### Prompt
Every entry that follows needs to be repeated exactly.

[Dataset rows]
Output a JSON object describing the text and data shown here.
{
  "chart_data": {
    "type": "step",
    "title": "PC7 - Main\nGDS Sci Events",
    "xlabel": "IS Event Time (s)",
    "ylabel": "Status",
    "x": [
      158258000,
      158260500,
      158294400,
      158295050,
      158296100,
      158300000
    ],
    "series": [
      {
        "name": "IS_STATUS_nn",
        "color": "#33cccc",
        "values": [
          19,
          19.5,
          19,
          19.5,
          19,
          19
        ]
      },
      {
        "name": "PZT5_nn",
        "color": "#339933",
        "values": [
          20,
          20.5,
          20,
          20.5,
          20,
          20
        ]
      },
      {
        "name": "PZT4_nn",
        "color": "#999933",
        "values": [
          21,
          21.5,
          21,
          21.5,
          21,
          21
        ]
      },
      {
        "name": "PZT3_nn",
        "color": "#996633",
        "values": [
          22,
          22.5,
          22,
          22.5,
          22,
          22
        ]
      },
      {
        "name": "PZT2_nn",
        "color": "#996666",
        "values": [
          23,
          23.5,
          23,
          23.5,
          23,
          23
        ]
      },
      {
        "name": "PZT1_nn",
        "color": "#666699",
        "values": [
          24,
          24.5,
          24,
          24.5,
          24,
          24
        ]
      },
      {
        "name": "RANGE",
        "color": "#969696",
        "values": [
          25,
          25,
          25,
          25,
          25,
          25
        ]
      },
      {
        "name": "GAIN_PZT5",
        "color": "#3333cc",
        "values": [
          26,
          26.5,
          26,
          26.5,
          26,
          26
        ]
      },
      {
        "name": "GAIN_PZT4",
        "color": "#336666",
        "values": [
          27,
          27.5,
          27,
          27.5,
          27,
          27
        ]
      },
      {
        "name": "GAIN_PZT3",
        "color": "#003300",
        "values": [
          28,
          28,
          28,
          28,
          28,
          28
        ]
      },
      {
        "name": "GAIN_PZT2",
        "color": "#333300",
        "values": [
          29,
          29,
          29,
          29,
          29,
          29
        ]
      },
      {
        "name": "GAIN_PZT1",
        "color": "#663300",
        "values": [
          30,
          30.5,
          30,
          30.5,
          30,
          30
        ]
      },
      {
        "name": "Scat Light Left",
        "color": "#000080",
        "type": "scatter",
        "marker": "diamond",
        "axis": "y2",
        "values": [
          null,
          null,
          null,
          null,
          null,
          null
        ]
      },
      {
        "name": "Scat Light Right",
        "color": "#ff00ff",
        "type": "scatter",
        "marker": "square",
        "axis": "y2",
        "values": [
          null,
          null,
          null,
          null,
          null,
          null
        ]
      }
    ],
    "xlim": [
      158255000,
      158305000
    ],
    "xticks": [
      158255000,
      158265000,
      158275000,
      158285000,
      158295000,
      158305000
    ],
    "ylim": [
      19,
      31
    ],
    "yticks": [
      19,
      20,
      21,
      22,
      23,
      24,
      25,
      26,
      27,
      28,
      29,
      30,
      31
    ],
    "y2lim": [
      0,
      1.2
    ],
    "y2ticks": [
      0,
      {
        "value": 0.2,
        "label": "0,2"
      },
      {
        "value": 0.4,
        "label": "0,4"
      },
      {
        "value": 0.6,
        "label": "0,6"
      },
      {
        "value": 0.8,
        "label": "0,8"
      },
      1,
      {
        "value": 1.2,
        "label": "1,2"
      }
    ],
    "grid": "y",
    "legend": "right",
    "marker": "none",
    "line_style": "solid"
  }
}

### Exercise result
Output a JSON object describing the text and data shown here.
{
  "chart_data": {
    "type": "step",
    "title": "PC7 - Main\nGDS Sci Events",
    "xlabel": "IS Event Time (s)",
    "ylabel": "Status",
    "x": [
      158258000,
      158260500,
      158294400,
      158295050,
      158296100,
      158300000
    ],
    "series": [
      {
        "name": "IS_STATUS_nn",
        "color": "#33cccc",
        "values": [
          19,
          19.5,
          19,
          19.5,
          19,
          19
        ]
      },
      {
        "name": "PZT5_nn",
        "color": "#339933",
        "values": [
          20,
          20.5,
          20,
          20.5,
          20,
          20
        ]
      },
      {
        "name": "PZT4_nn",
        "color": "#999933",
        "values": [
          21,
          21.5,
          21,
          21.5,
          21,
          21
        ]
      },
      {
        "name": "PZT3_nn",
        "color": "#996633",
        "values": [
          22,
          22.5,
          22,
          22.5,
          22,
          22
        ]
      },
      {
        "name": "PZT2_nn",
        "color": "#996666",
        "values": [
          23,
          23.5,
          23,
          23.5,
          23,
          23
        ]
      },
      {
        "name": "PZT1_nn",
        "color": "#666699",
        "values": [
          24,
          24.5,
          24,
          24.5,
          24,
          24
        ]
      },
      {
        "name": "RANGE",
        "color": "#969696",
        "values": [
          25,
          25,
          25,
          25,
          25,
          25
        ]
      },
      {
        "name": "GAIN_PZT5",
        "color": "#3333cc",
        "values": [
          26,
          26.5,
          26,
          26.5,
          26,
          26
        ]
      },
      {
        "name": "GAIN_PZT4",
        "color": "#336666",
        "values": [
          27,
          27.5,
          27,
          27.5,
          27,
          27
        ]
      },
      {
        "name": "GAIN_PZT3",
        "color": "#003300",
        "values": [
          28,
          28,
          28,
          28,
          28,
          28
        ]
      },
      {
        "name": "GAIN_PZT2",
        "color": "#333300",
        "values": [
          29,
          29,
          29,
          29,
          29,
          29
        ]
      },
      {
        "name": "GAIN_PZT1",
        "color": "#663300",
        "values": [
          30,
          30.5,
          30,
          30.5,
          30,
          30
        ]
      },
      {
        "name": "Scat Light Left",
        "color": "#000080",
        "type": "scatter",
        "marker": "diamond",
        "axis": "y2",
        "values": [
          null,
          null,
          null,
          null,
          null,
          null
        ]
      },
      {
        "name": "Scat Light Right",
        "color": "#ff00ff",
        "type": "scatter",
        "marker": "square",
        "axis": "y2",
        "values": [
          null,
          null,
          null,
          null,
          null,
          null
        ]
      }
    ],
    "xlim": [
      158255000,
      158305000
    ],
    "xticks": [
      158255000,
      158265000,
      158275000,
      158285000,
      158295000,
      158305000
    ],
    "ylim": [
      19,
      31
    ],
    "yticks": [
      19,
      20,
      21,
      22,
      23,
      24,
      25,
      26,
      27,
      28,
      29,
      30,
      31
    ],
    "y2lim": [
      0,
      1.2
    ],
    "y2ticks": [
      0,
      {
        "value": 0.2,
        "label": "0,2"
      },
      {
        "value": 0.4,
        "label": "0,4"
      },
      {
        "value": 0.6,
        "label": "0,6"
      },
      {
        "value": 0.8,
        "label": "0,8"
      },
      1,
      {
        "value": 1.2,
        "label": "1,2"
      }
    ],
    "grid": "y",
    "legend": "right",
    "marker": "none",
    "line_style": "solid"
  }
}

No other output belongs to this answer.